What you are asked to do: Select the lines that hold the word "Trader" and copy each one.

Information given:
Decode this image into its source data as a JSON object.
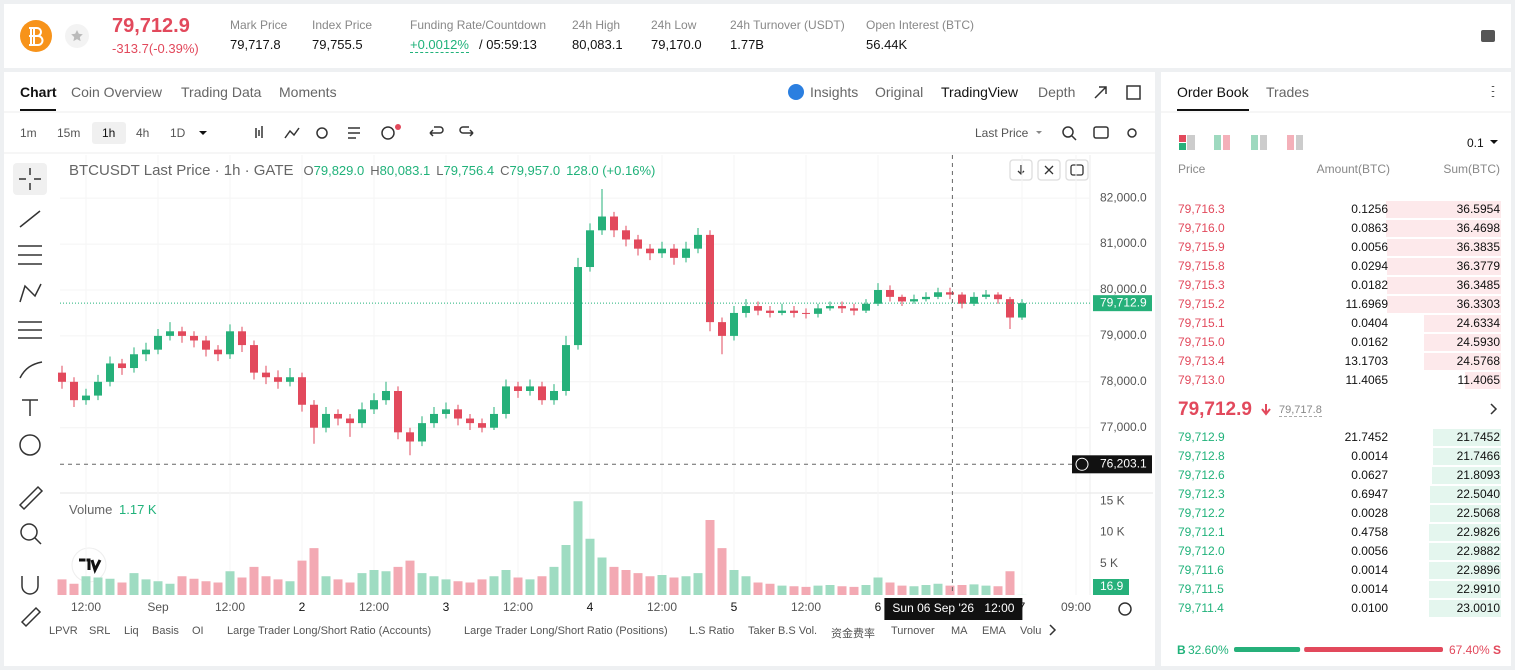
{
  "header": {
    "price": "79,712.9",
    "change": "-313.7(-0.39%)",
    "stats": [
      {
        "label": "Mark Price",
        "value": "79,717.8"
      },
      {
        "label": "Index Price",
        "value": "79,755.5"
      },
      {
        "label": "Funding Rate/Countdown",
        "value": "+0.0012%",
        "extra": "/ 05:59:13"
      },
      {
        "label": "24h High",
        "value": "80,083.1"
      },
      {
        "label": "24h Low",
        "value": "79,170.0"
      },
      {
        "label": "24h Turnover (USDT)",
        "value": "1.77B"
      },
      {
        "label": "Open Interest (BTC)",
        "value": "56.44K"
      }
    ]
  },
  "chart_tabs": [
    "Chart",
    "Coin Overview",
    "Trading Data",
    "Moments"
  ],
  "view_tabs": [
    "Insights",
    "Original",
    "TradingView",
    "Depth"
  ],
  "intervals": [
    "1m",
    "15m",
    "1h",
    "4h",
    "1D"
  ],
  "price_type": "Last Price",
  "chart_data": {
    "type": "candlestick",
    "title": "BTCUSDT Last Price · 1h · GATE",
    "ohlc_legend": [
      {
        "label": "O",
        "value": "79,829.0"
      },
      {
        "label": "H",
        "value": "80,083.1"
      },
      {
        "label": "L",
        "value": "79,756.4"
      },
      {
        "label": "C",
        "value": "79,957.0"
      }
    ],
    "legend_change": "128.0 (+0.16%)",
    "up_color": "#26b07a",
    "down_color": "#e2495c",
    "candles": [
      [
        78200,
        78350,
        77850,
        78000
      ],
      [
        78000,
        78100,
        77450,
        77600
      ],
      [
        77600,
        77850,
        77500,
        77700
      ],
      [
        77700,
        78150,
        77600,
        78000
      ],
      [
        78000,
        78550,
        77900,
        78400
      ],
      [
        78400,
        78500,
        78150,
        78300
      ],
      [
        78300,
        78750,
        78200,
        78600
      ],
      [
        78600,
        78850,
        78450,
        78700
      ],
      [
        78700,
        79150,
        78600,
        79000
      ],
      [
        79000,
        79300,
        78900,
        79100
      ],
      [
        79100,
        79200,
        78850,
        79000
      ],
      [
        79000,
        79100,
        78750,
        78900
      ],
      [
        78900,
        79000,
        78550,
        78700
      ],
      [
        78700,
        78800,
        78450,
        78600
      ],
      [
        78600,
        79250,
        78500,
        79100
      ],
      [
        79100,
        79200,
        78650,
        78800
      ],
      [
        78800,
        78900,
        78050,
        78200
      ],
      [
        78200,
        78350,
        77950,
        78100
      ],
      [
        78100,
        78250,
        77850,
        78000
      ],
      [
        78000,
        78300,
        77900,
        78100
      ],
      [
        78100,
        78200,
        77350,
        77500
      ],
      [
        77500,
        77600,
        76650,
        77000
      ],
      [
        77000,
        77450,
        76900,
        77300
      ],
      [
        77300,
        77400,
        77050,
        77200
      ],
      [
        77200,
        77300,
        76800,
        77100
      ],
      [
        77100,
        77550,
        77000,
        77400
      ],
      [
        77400,
        77750,
        77300,
        77600
      ],
      [
        77600,
        78000,
        77500,
        77800
      ],
      [
        77800,
        77900,
        76750,
        76900
      ],
      [
        76900,
        77000,
        76400,
        76700
      ],
      [
        76700,
        77250,
        76600,
        77100
      ],
      [
        77100,
        77450,
        77000,
        77300
      ],
      [
        77300,
        77550,
        77200,
        77400
      ],
      [
        77400,
        77500,
        77050,
        77200
      ],
      [
        77200,
        77300,
        76950,
        77100
      ],
      [
        77100,
        77200,
        76900,
        77000
      ],
      [
        77000,
        77450,
        76950,
        77300
      ],
      [
        77300,
        78050,
        77200,
        77900
      ],
      [
        77900,
        78000,
        77650,
        77800
      ],
      [
        77800,
        78050,
        77700,
        77900
      ],
      [
        77900,
        78000,
        77500,
        77600
      ],
      [
        77600,
        77950,
        77500,
        77800
      ],
      [
        77800,
        79000,
        77700,
        78800
      ],
      [
        78800,
        80700,
        78700,
        80500
      ],
      [
        80500,
        81450,
        80400,
        81300
      ],
      [
        81300,
        82200,
        81200,
        81600
      ],
      [
        81600,
        81700,
        81150,
        81300
      ],
      [
        81300,
        81400,
        80950,
        81100
      ],
      [
        81100,
        81200,
        80750,
        80900
      ],
      [
        80900,
        81000,
        80650,
        80800
      ],
      [
        80800,
        81050,
        80700,
        80900
      ],
      [
        80900,
        81000,
        80550,
        80700
      ],
      [
        80700,
        81050,
        80600,
        80900
      ],
      [
        80900,
        81350,
        80800,
        81200
      ],
      [
        81200,
        81300,
        79100,
        79300
      ],
      [
        79300,
        79400,
        78600,
        79000
      ],
      [
        79000,
        79650,
        78900,
        79500
      ],
      [
        79500,
        79800,
        79400,
        79650
      ],
      [
        79650,
        79750,
        79450,
        79550
      ],
      [
        79550,
        79650,
        79400,
        79500
      ],
      [
        79500,
        79700,
        79450,
        79550
      ],
      [
        79550,
        79650,
        79400,
        79500
      ],
      [
        79500,
        79600,
        79380,
        79480
      ],
      [
        79480,
        79700,
        79400,
        79600
      ],
      [
        79600,
        79750,
        79550,
        79650
      ],
      [
        79650,
        79750,
        79500,
        79600
      ],
      [
        79600,
        79700,
        79450,
        79550
      ],
      [
        79550,
        79800,
        79500,
        79700
      ],
      [
        79700,
        80150,
        79650,
        80000
      ],
      [
        80000,
        80100,
        79750,
        79850
      ],
      [
        79850,
        79900,
        79650,
        79750
      ],
      [
        79750,
        79900,
        79700,
        79800
      ],
      [
        79800,
        79950,
        79750,
        79850
      ],
      [
        79850,
        80050,
        79800,
        79950
      ],
      [
        79950,
        80050,
        79800,
        79900
      ],
      [
        79900,
        79950,
        79600,
        79700
      ],
      [
        79700,
        79950,
        79650,
        79850
      ],
      [
        79850,
        80000,
        79800,
        79900
      ],
      [
        79900,
        79950,
        79700,
        79800
      ],
      [
        79800,
        79850,
        79150,
        79400
      ],
      [
        79400,
        79800,
        79350,
        79712.9
      ]
    ],
    "ylim": [
      75600,
      82940
    ],
    "yticks": [
      {
        "value": 82000,
        "label": "82,000.0"
      },
      {
        "value": 81000,
        "label": "81,000.0"
      },
      {
        "value": 80000,
        "label": "80,000.0"
      },
      {
        "value": 79000,
        "label": "79,000.0"
      },
      {
        "value": 78000,
        "label": "78,000.0"
      },
      {
        "value": 77000,
        "label": "77,000.0"
      }
    ],
    "xlim": [
      -0.5,
      87
    ],
    "xticks": [
      {
        "value": 2,
        "label": "12:00"
      },
      {
        "value": 8,
        "label": "Sep"
      },
      {
        "value": 14,
        "label": "12:00"
      },
      {
        "value": 20,
        "label": "2"
      },
      {
        "value": 26,
        "label": "12:00"
      },
      {
        "value": 32,
        "label": "3"
      },
      {
        "value": 38,
        "label": "12:00"
      },
      {
        "value": 44,
        "label": "4"
      },
      {
        "value": 50,
        "label": "12:00"
      },
      {
        "value": 56,
        "label": "5"
      },
      {
        "value": 62,
        "label": "12:00"
      },
      {
        "value": 68,
        "label": "6"
      },
      {
        "value": 80,
        "label": "7"
      },
      {
        "value": 84.5,
        "label": "09:00"
      }
    ],
    "last_price": {
      "value": 79712.9,
      "label": "79,712.9"
    },
    "crosshair": {
      "value": 76203.1,
      "label": "76,203.1",
      "x": 74.2,
      "date_label": "Sun 06 Sep '26",
      "time_label": "12:00"
    },
    "volume": {
      "title": "Volume",
      "value": "1.17 K",
      "ylim": [
        0,
        16000
      ],
      "yticks": [
        {
          "value": 15000,
          "label": "15 K"
        },
        {
          "value": 10000,
          "label": "10 K"
        },
        {
          "value": 5000,
          "label": "5 K"
        }
      ],
      "values": [
        2500,
        1800,
        3000,
        2800,
        2600,
        2000,
        3500,
        2500,
        2200,
        1800,
        3000,
        2600,
        2200,
        2000,
        3800,
        2800,
        4500,
        3000,
        2500,
        2200,
        5500,
        7500,
        3000,
        2500,
        2000,
        3500,
        4000,
        3800,
        4500,
        5500,
        3500,
        3000,
        2500,
        2200,
        2000,
        2500,
        3000,
        4000,
        2800,
        2500,
        3000,
        4500,
        8000,
        15000,
        9000,
        6000,
        4500,
        4000,
        3500,
        3000,
        3200,
        2800,
        3000,
        3500,
        12000,
        7500,
        4000,
        3000,
        2000,
        1800,
        1500,
        1400,
        1300,
        1500,
        1600,
        1400,
        1300,
        1600,
        2800,
        2000,
        1500,
        1400,
        1600,
        1800,
        1500,
        1600,
        1700,
        1500,
        1400,
        3800,
        16.9
      ]
    }
  },
  "indicators": [
    "LPVR",
    "SRL",
    "Liq",
    "Basis",
    "OI",
    "Large Trader Long/Short Ratio (Accounts)",
    "Large Trader Long/Short Ratio (Positions)",
    "L.S Ratio",
    "Taker B.S Vol.",
    "资金费率",
    "Turnover",
    "MA",
    "EMA",
    "Volu"
  ],
  "order_book": {
    "tabs": [
      "Order Book",
      "Trades"
    ],
    "precision": "0.1",
    "columns": [
      "Price",
      "Amount(BTC)",
      "Sum(BTC)"
    ],
    "asks": [
      {
        "price": "79,716.3",
        "amount": "0.1256",
        "sum": "36.5954"
      },
      {
        "price": "79,716.0",
        "amount": "0.0863",
        "sum": "36.4698"
      },
      {
        "price": "79,715.9",
        "amount": "0.0056",
        "sum": "36.3835"
      },
      {
        "price": "79,715.8",
        "amount": "0.0294",
        "sum": "36.3779"
      },
      {
        "price": "79,715.3",
        "amount": "0.0182",
        "sum": "36.3485"
      },
      {
        "price": "79,715.2",
        "amount": "11.6969",
        "sum": "36.3303"
      },
      {
        "price": "79,715.1",
        "amount": "0.0404",
        "sum": "24.6334"
      },
      {
        "price": "79,715.0",
        "amount": "0.0162",
        "sum": "24.5930"
      },
      {
        "price": "79,713.4",
        "amount": "13.1703",
        "sum": "24.5768"
      },
      {
        "price": "79,713.0",
        "amount": "11.4065",
        "sum": "11.4065"
      }
    ],
    "mid_price": "79,712.9",
    "mark_price": "79,717.8",
    "bids": [
      {
        "price": "79,712.9",
        "amount": "21.7452",
        "sum": "21.7452"
      },
      {
        "price": "79,712.8",
        "amount": "0.0014",
        "sum": "21.7466"
      },
      {
        "price": "79,712.6",
        "amount": "0.0627",
        "sum": "21.8093"
      },
      {
        "price": "79,712.3",
        "amount": "0.6947",
        "sum": "22.5040"
      },
      {
        "price": "79,712.2",
        "amount": "0.0028",
        "sum": "22.5068"
      },
      {
        "price": "79,712.1",
        "amount": "0.4758",
        "sum": "22.9826"
      },
      {
        "price": "79,712.0",
        "amount": "0.0056",
        "sum": "22.9882"
      },
      {
        "price": "79,711.6",
        "amount": "0.0014",
        "sum": "22.9896"
      },
      {
        "price": "79,711.5",
        "amount": "0.0014",
        "sum": "22.9910"
      },
      {
        "price": "79,711.4",
        "amount": "0.0100",
        "sum": "23.0010"
      }
    ],
    "buy_label": "B",
    "buy_ratio": "32.60%",
    "sell_ratio": "67.40%",
    "sell_label": "S"
  }
}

Result for this exercise:
    "Large Trader Long/Short Ratio (Accounts)",
    "Large Trader Long/Short Ratio (Positions)",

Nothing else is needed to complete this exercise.